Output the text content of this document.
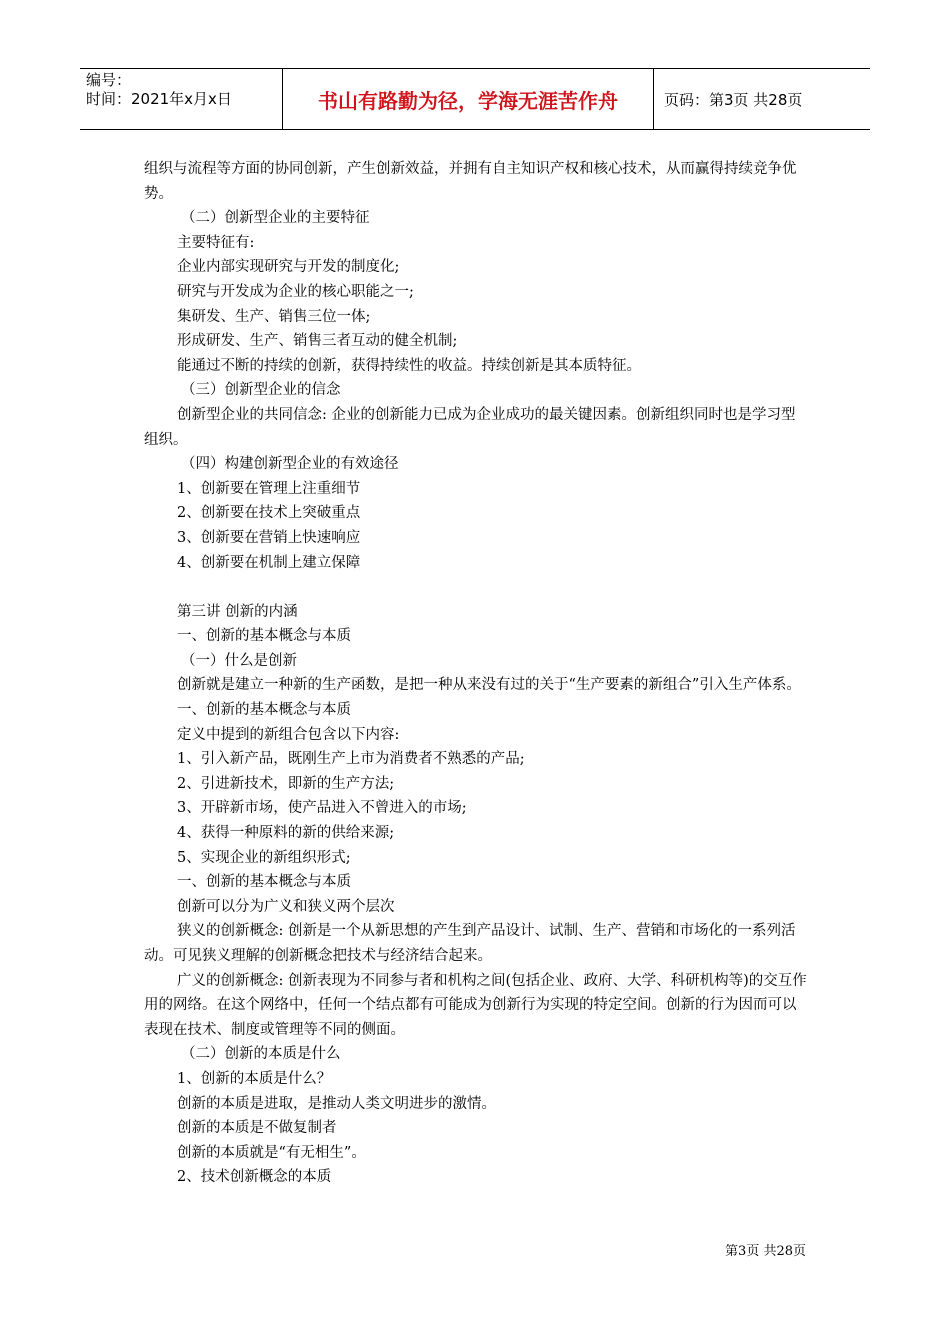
编号：
时间：2021年x月x日	书山有路勤为径，学海无涯苦作舟	页码：第3页 共28页

组织与流程等方面的协同创新，产生创新效益，并拥有自主知识产权和核心技术，从而赢得持续竞争优势。

（二）创新型企业的主要特征

主要特征有:

企业内部实现研究与开发的制度化;

研究与开发成为企业的核心职能之一;

集研发、生产、销售三位一体;

形成研发、生产、销售三者互动的健全机制;

能通过不断的持续的创新，获得持续性的收益。持续创新是其本质特征。

（三）创新型企业的信念

创新型企业的共同信念: 企业的创新能力已成为企业成功的最关键因素。创新组织同时也是学习型组织。

（四）构建创新型企业的有效途径

1、创新要在管理上注重细节

2、创新要在技术上突破重点

3、创新要在营销上快速响应

4、创新要在机制上建立保障

第三讲 创新的内涵

一、创新的基本概念与本质

（一）什么是创新

创新就是建立一种新的生产函数，是把一种从来没有过的关于“生产要素的新组合”引入生产体系。

一、创新的基本概念与本质

定义中提到的新组合包含以下内容:

1、引入新产品，既刚生产上市为消费者不熟悉的产品;

2、引进新技术，即新的生产方法;

3、开辟新市场，使产品进入不曾进入的市场;

4、获得一种原料的新的供给来源;

5、实现企业的新组织形式;

一、创新的基本概念与本质

创新可以分为广义和狭义两个层次

狭义的创新概念: 创新是一个从新思想的产生到产品设计、试制、生产、营销和市场化的一系列活动。可见狭义理解的创新概念把技术与经济结合起来。

广义的创新概念: 创新表现为不同参与者和机构之间(包括企业、政府、大学、科研机构等)的交互作用的网络。在这个网络中，任何一个结点都有可能成为创新行为实现的特定空间。创新的行为因而可以表现在技术、制度或管理等不同的侧面。

（二）创新的本质是什么

1、创新的本质是什么？

创新的本质是进取，是推动人类文明进步的激情。

创新的本质是不做复制者

创新的本质就是“有无相生”。

2、技术创新概念的本质

第3页 共28页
........
■ DO THIS
Go through the listing above and write it all out exactly, leaving out any picture.

■ FINISHED TASK
Output the text content of this document.
编号：
时间：2021年x月x日	书山有路勤为径，学海无涯苦作舟	页码：第3页 共28页

组织与流程等方面的协同创新，产生创新效益，并拥有自主知识产权和核心技术，从而赢得持续竞争优势。

（二）创新型企业的主要特征

主要特征有:

企业内部实现研究与开发的制度化;

研究与开发成为企业的核心职能之一;

集研发、生产、销售三位一体;

形成研发、生产、销售三者互动的健全机制;

能通过不断的持续的创新，获得持续性的收益。持续创新是其本质特征。

（三）创新型企业的信念

创新型企业的共同信念: 企业的创新能力已成为企业成功的最关键因素。创新组织同时也是学习型组织。

（四）构建创新型企业的有效途径

1、创新要在管理上注重细节

2、创新要在技术上突破重点

3、创新要在营销上快速响应

4、创新要在机制上建立保障

第三讲 创新的内涵

一、创新的基本概念与本质

（一）什么是创新

创新就是建立一种新的生产函数，是把一种从来没有过的关于“生产要素的新组合”引入生产体系。

一、创新的基本概念与本质

定义中提到的新组合包含以下内容:

1、引入新产品，既刚生产上市为消费者不熟悉的产品;

2、引进新技术，即新的生产方法;

3、开辟新市场，使产品进入不曾进入的市场;

4、获得一种原料的新的供给来源;

5、实现企业的新组织形式;

一、创新的基本概念与本质

创新可以分为广义和狭义两个层次

狭义的创新概念: 创新是一个从新思想的产生到产品设计、试制、生产、营销和市场化的一系列活动。可见狭义理解的创新概念把技术与经济结合起来。

广义的创新概念: 创新表现为不同参与者和机构之间(包括企业、政府、大学、科研机构等)的交互作用的网络。在这个网络中，任何一个结点都有可能成为创新行为实现的特定空间。创新的行为因而可以表现在技术、制度或管理等不同的侧面。

（二）创新的本质是什么

1、创新的本质是什么？

创新的本质是进取，是推动人类文明进步的激情。

创新的本质是不做复制者

创新的本质就是“有无相生”。

2、技术创新概念的本质

第3页 共28页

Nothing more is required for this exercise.